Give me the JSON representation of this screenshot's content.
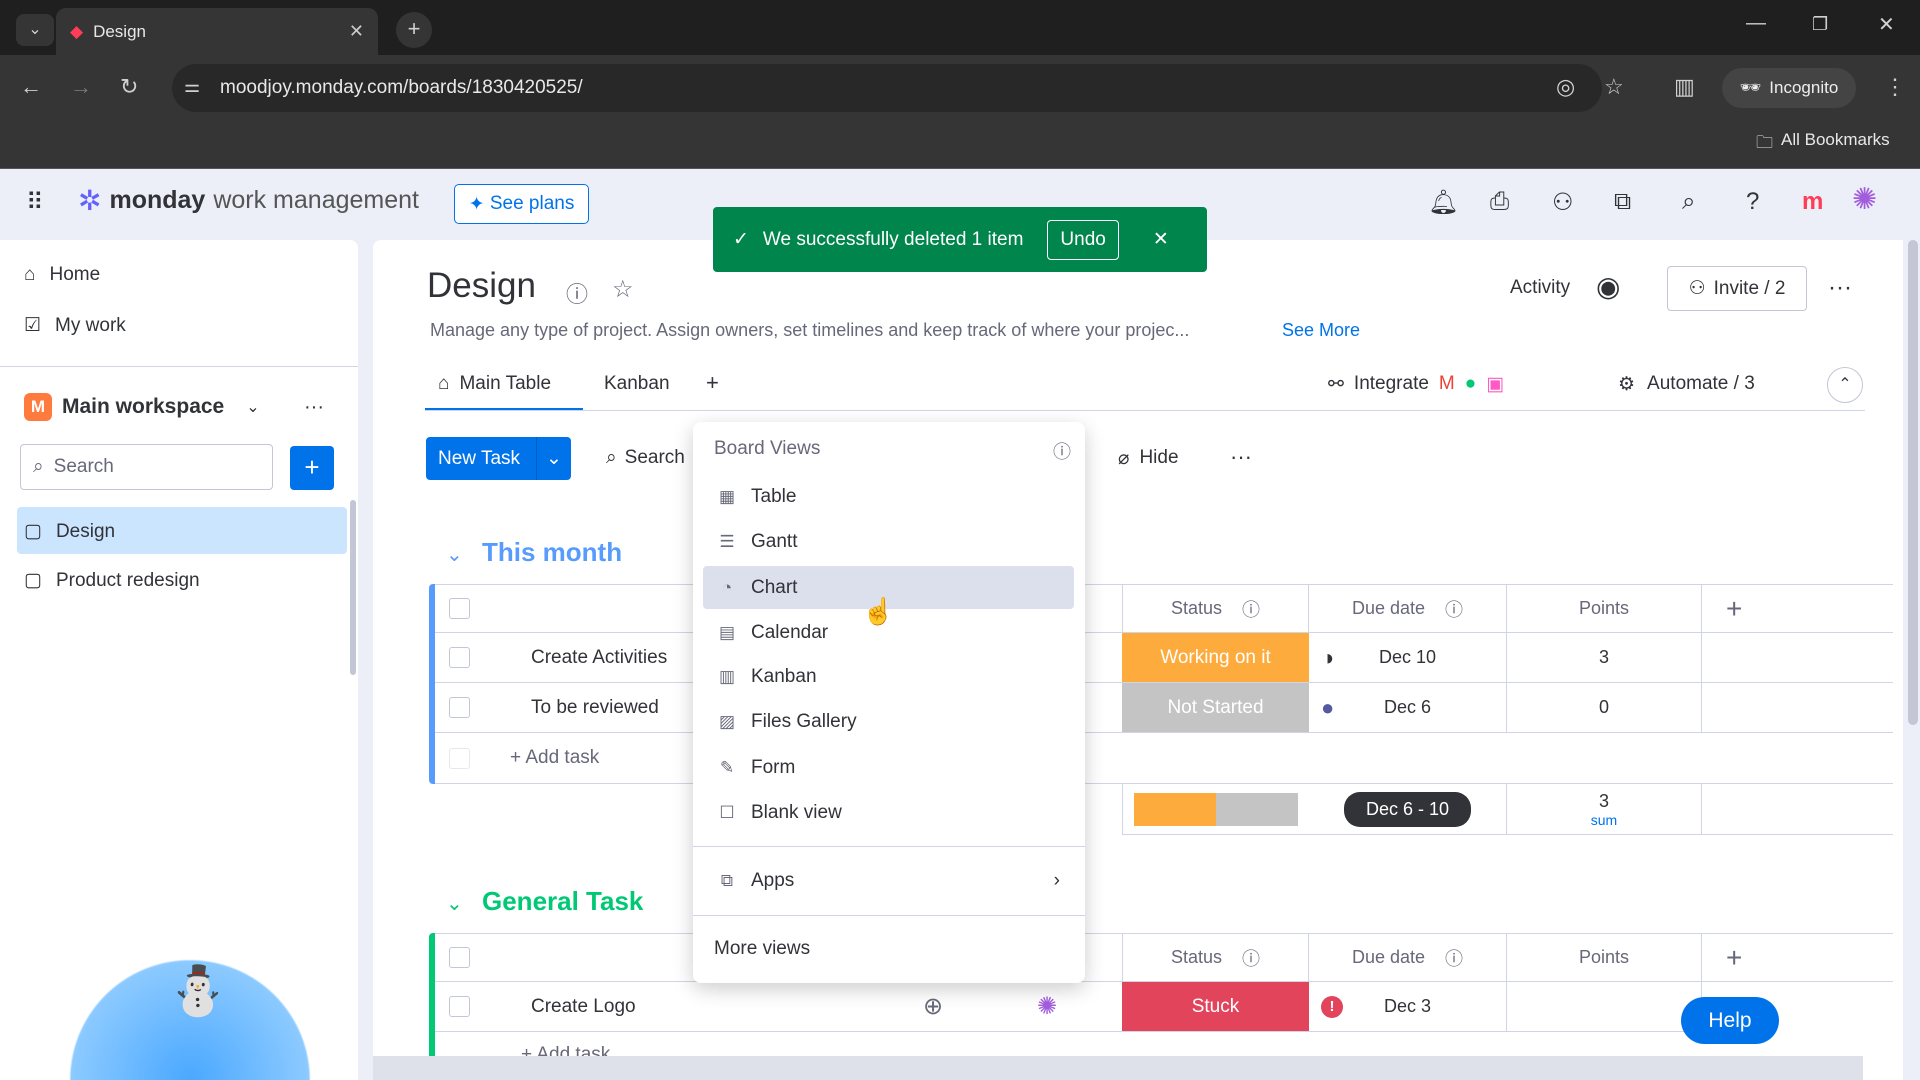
{
  "browser": {
    "tab_title": "Design",
    "url": "moodjoy.monday.com/boards/1830420525/",
    "incognito": "Incognito",
    "bookmarks": "All Bookmarks"
  },
  "app": {
    "brand": "monday",
    "product": "work management",
    "see_plans": "See plans"
  },
  "toast": {
    "message": "We successfully deleted 1 item",
    "undo": "Undo"
  },
  "sidebar": {
    "home": "Home",
    "my_work": "My work",
    "workspace": "Main workspace",
    "workspace_initial": "M",
    "search_placeholder": "Search",
    "boards": [
      "Design",
      "Product redesign"
    ]
  },
  "board": {
    "title": "Design",
    "description": "Manage any type of project. Assign owners, set timelines and keep track of where your projec...",
    "see_more": "See More",
    "activity": "Activity",
    "invite": "Invite / 2",
    "tabs": [
      "Main Table",
      "Kanban"
    ],
    "integrate": "Integrate",
    "automate": "Automate / 3",
    "new_task": "New Task",
    "search": "Search",
    "hide": "Hide"
  },
  "dropdown": {
    "header": "Board Views",
    "items": [
      "Table",
      "Gantt",
      "Chart",
      "Calendar",
      "Kanban",
      "Files Gallery",
      "Form",
      "Blank view"
    ],
    "apps": "Apps",
    "more": "More views"
  },
  "groups": [
    {
      "title": "This month",
      "color": "#579bfc",
      "columns": [
        "Status",
        "Due date",
        "Points"
      ],
      "rows": [
        {
          "name": "Create Activities",
          "status": "Working on it",
          "status_color": "#fdab3d",
          "due": "Dec 10",
          "points": "3"
        },
        {
          "name": "To be reviewed",
          "status": "Not Started",
          "status_color": "#c4c4c4",
          "due": "Dec 6",
          "points": "0"
        }
      ],
      "add_task": "+ Add task",
      "summary": {
        "date_range": "Dec 6 - 10",
        "points": "3",
        "points_label": "sum",
        "status_split": [
          0.5,
          0.5
        ]
      }
    },
    {
      "title": "General Task",
      "color": "#00c875",
      "columns": [
        "Status",
        "Due date",
        "Points"
      ],
      "rows": [
        {
          "name": "Create Logo",
          "status": "Stuck",
          "status_color": "#e2445c",
          "due": "Dec 3",
          "points": ""
        }
      ],
      "add_task": "+ Add task"
    }
  ],
  "help": "Help"
}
_ _ _ _ _ _ _
■ GIVEN PROBLEM:
Using the material above, set down every line exactly, but skip the pictures.

■ RESULT FOR THIS TASK:
Give me the JSON representation of this screenshot's content.
{
  "browser": {
    "tab_title": "Design",
    "url": "moodjoy.monday.com/boards/1830420525/",
    "incognito": "Incognito",
    "bookmarks": "All Bookmarks"
  },
  "app": {
    "brand": "monday",
    "product": "work management",
    "see_plans": "See plans"
  },
  "toast": {
    "message": "We successfully deleted 1 item",
    "undo": "Undo"
  },
  "sidebar": {
    "home": "Home",
    "my_work": "My work",
    "workspace": "Main workspace",
    "workspace_initial": "M",
    "search_placeholder": "Search",
    "boards": [
      "Design",
      "Product redesign"
    ]
  },
  "board": {
    "title": "Design",
    "description": "Manage any type of project. Assign owners, set timelines and keep track of where your projec...",
    "see_more": "See More",
    "activity": "Activity",
    "invite": "Invite / 2",
    "tabs": [
      "Main Table",
      "Kanban"
    ],
    "integrate": "Integrate",
    "automate": "Automate / 3",
    "new_task": "New Task",
    "search": "Search",
    "hide": "Hide"
  },
  "dropdown": {
    "header": "Board Views",
    "items": [
      "Table",
      "Gantt",
      "Chart",
      "Calendar",
      "Kanban",
      "Files Gallery",
      "Form",
      "Blank view"
    ],
    "apps": "Apps",
    "more": "More views"
  },
  "groups": [
    {
      "title": "This month",
      "color": "#579bfc",
      "columns": [
        "Status",
        "Due date",
        "Points"
      ],
      "rows": [
        {
          "name": "Create Activities",
          "status": "Working on it",
          "status_color": "#fdab3d",
          "due": "Dec 10",
          "points": "3"
        },
        {
          "name": "To be reviewed",
          "status": "Not Started",
          "status_color": "#c4c4c4",
          "due": "Dec 6",
          "points": "0"
        }
      ],
      "add_task": "+ Add task",
      "summary": {
        "date_range": "Dec 6 - 10",
        "points": "3",
        "points_label": "sum",
        "status_split": [
          0.5,
          0.5
        ]
      }
    },
    {
      "title": "General Task",
      "color": "#00c875",
      "columns": [
        "Status",
        "Due date",
        "Points"
      ],
      "rows": [
        {
          "name": "Create Logo",
          "status": "Stuck",
          "status_color": "#e2445c",
          "due": "Dec 3",
          "points": ""
        }
      ],
      "add_task": "+ Add task"
    }
  ],
  "help": "Help"
}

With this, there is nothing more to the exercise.